§ DATA LISTING:
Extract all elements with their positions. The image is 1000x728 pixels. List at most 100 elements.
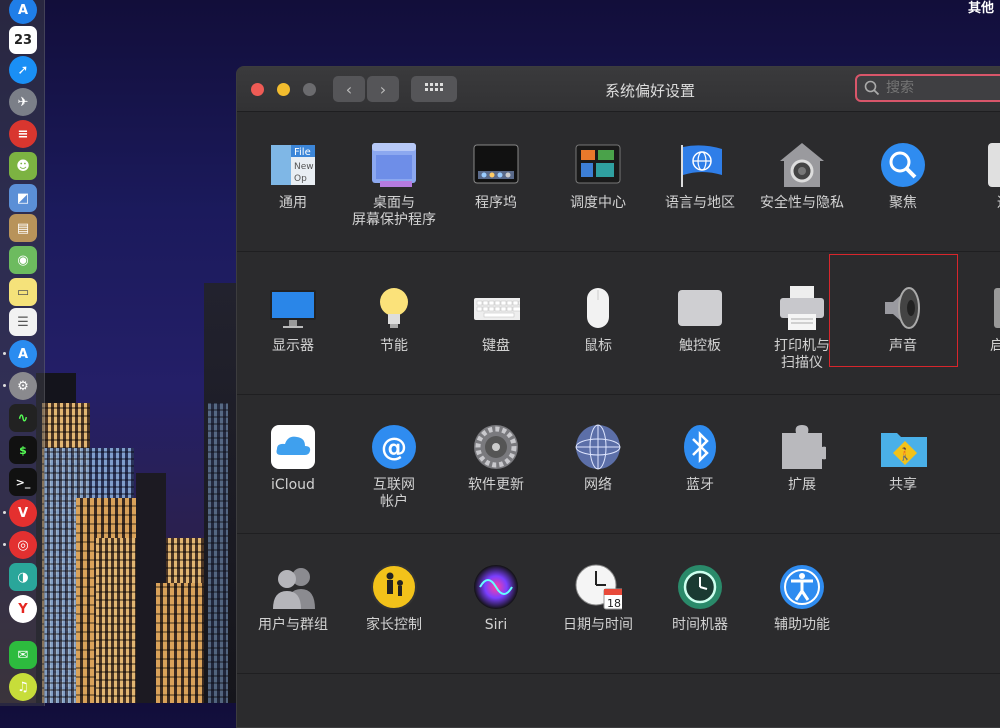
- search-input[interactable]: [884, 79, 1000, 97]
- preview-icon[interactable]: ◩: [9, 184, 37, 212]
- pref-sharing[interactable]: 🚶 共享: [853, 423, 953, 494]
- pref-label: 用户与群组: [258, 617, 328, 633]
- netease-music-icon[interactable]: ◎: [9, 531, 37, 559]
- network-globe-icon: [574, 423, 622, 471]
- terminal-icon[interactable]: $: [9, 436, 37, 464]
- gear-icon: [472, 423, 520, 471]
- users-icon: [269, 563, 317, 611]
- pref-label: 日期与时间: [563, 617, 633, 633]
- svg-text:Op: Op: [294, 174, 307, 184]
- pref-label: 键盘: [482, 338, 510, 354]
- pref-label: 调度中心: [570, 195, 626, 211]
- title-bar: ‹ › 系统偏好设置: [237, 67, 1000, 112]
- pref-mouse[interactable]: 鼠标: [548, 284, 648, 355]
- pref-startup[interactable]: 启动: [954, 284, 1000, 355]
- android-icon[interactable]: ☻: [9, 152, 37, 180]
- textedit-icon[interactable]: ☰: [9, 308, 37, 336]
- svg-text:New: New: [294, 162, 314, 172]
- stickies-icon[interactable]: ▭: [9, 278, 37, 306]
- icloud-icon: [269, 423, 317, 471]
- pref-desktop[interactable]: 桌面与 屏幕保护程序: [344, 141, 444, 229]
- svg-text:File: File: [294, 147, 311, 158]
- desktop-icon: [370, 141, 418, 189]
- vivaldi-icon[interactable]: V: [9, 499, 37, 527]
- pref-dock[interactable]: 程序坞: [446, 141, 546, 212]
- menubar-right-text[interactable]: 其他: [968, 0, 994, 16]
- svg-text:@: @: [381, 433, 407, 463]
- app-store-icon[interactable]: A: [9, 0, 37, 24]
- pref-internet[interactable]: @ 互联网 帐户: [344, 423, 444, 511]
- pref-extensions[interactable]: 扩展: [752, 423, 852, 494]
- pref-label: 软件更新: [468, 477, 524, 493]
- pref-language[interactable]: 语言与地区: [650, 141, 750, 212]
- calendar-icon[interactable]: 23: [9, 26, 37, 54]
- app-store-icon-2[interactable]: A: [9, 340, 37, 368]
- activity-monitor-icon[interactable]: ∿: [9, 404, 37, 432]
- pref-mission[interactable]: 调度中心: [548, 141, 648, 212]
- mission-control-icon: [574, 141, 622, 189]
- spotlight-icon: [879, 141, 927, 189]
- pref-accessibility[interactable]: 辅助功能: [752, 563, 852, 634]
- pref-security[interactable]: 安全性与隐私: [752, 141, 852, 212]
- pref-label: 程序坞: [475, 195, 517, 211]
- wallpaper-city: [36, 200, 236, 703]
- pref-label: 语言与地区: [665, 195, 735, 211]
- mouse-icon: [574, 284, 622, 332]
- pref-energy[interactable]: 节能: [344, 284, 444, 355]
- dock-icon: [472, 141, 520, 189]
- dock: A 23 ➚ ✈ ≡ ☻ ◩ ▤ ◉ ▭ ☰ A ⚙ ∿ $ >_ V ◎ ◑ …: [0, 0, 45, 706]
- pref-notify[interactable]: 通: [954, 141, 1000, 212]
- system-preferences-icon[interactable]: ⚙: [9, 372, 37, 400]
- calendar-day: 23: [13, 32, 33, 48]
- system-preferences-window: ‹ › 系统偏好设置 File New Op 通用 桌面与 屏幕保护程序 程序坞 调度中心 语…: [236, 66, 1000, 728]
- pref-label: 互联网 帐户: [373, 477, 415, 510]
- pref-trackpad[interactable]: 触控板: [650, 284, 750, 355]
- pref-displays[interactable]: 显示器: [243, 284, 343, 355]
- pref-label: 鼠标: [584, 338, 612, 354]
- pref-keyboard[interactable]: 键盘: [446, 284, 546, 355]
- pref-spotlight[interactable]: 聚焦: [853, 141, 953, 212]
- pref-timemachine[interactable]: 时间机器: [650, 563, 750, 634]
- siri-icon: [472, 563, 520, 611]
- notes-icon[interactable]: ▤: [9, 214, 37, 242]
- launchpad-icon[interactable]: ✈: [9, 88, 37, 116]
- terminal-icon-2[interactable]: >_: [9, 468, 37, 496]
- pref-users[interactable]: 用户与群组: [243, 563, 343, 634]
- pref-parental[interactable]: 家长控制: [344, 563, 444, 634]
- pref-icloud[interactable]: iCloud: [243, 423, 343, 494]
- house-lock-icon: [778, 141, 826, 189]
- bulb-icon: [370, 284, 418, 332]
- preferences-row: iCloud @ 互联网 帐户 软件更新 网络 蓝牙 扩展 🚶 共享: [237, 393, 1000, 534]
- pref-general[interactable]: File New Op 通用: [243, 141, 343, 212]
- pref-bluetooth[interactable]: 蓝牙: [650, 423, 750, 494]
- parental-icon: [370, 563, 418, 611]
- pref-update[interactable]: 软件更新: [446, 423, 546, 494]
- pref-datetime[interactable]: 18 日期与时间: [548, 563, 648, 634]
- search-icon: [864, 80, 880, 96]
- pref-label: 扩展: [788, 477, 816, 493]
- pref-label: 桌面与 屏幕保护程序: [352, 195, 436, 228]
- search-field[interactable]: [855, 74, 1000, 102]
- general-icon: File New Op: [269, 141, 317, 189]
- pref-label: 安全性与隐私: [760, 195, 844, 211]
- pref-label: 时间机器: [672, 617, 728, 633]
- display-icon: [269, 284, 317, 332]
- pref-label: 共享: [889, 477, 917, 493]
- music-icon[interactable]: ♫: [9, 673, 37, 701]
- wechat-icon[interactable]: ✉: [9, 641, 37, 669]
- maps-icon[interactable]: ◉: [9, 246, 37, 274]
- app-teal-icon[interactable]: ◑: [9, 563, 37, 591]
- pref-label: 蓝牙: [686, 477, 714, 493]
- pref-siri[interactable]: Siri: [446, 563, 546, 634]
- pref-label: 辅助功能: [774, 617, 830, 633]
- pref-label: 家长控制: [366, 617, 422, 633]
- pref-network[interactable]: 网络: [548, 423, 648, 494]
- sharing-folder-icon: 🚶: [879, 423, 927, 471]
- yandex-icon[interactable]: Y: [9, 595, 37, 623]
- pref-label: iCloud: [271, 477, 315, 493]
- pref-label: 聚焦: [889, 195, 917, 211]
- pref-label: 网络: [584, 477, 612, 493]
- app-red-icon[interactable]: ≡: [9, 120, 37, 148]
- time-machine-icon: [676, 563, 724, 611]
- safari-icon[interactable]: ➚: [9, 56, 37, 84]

==

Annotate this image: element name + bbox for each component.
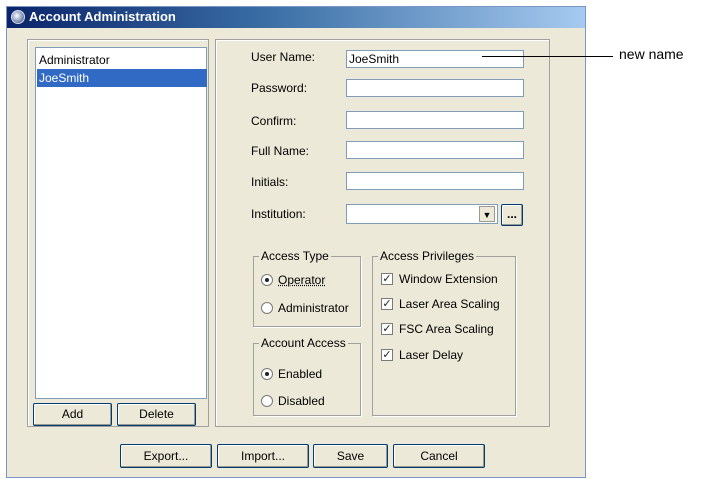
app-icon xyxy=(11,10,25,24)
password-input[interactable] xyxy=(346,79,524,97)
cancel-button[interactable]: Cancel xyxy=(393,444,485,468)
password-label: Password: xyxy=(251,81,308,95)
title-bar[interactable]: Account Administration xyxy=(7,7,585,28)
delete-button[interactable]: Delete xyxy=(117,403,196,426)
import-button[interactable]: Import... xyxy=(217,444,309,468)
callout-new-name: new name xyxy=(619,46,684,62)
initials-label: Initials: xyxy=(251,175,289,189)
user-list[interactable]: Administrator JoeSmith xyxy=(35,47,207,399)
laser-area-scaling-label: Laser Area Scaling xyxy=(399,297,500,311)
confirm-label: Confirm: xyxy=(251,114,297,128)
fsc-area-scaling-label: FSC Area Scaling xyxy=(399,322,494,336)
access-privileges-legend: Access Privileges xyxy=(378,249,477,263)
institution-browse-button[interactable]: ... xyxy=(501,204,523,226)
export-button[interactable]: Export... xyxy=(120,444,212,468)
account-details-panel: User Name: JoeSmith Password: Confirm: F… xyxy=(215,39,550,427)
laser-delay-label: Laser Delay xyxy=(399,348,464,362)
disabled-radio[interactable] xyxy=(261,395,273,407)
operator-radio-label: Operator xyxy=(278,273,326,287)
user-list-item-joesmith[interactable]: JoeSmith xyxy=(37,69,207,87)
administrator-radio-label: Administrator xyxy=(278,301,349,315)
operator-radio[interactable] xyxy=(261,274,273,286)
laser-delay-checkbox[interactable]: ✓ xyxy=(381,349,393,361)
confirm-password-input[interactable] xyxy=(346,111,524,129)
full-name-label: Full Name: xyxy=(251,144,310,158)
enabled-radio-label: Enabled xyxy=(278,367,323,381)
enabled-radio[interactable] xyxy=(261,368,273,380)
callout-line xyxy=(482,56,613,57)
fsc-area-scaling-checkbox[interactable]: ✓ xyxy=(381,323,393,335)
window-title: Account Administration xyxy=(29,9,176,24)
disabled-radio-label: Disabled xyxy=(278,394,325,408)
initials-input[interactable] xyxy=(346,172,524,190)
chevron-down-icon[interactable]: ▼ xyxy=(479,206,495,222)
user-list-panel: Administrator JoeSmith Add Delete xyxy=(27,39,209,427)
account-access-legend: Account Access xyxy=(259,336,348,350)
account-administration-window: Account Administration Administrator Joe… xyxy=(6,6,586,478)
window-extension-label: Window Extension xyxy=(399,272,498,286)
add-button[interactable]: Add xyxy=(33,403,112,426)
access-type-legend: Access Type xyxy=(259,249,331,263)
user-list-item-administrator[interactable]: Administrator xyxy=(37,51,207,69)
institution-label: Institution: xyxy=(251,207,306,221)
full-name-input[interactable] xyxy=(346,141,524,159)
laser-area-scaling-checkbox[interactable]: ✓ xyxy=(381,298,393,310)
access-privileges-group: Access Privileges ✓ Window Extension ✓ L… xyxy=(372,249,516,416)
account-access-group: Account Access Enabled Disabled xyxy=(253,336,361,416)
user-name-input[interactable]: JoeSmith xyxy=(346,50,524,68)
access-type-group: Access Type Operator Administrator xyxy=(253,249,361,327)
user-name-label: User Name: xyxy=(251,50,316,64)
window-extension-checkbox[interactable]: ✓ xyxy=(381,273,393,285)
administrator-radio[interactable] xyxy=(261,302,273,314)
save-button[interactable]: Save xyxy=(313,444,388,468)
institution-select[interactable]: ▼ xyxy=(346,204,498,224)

§ EXERCISE BRIEF: Copy every line of the listing above that contains the string "Privileges", matching its capitalization exactly.

§ SOLVED EXERCISE:
access-privileges-legend: Access Privileges xyxy=(378,249,477,263)
access-privileges-group: Access Privileges ✓ Window Extension ✓ L… xyxy=(372,249,516,416)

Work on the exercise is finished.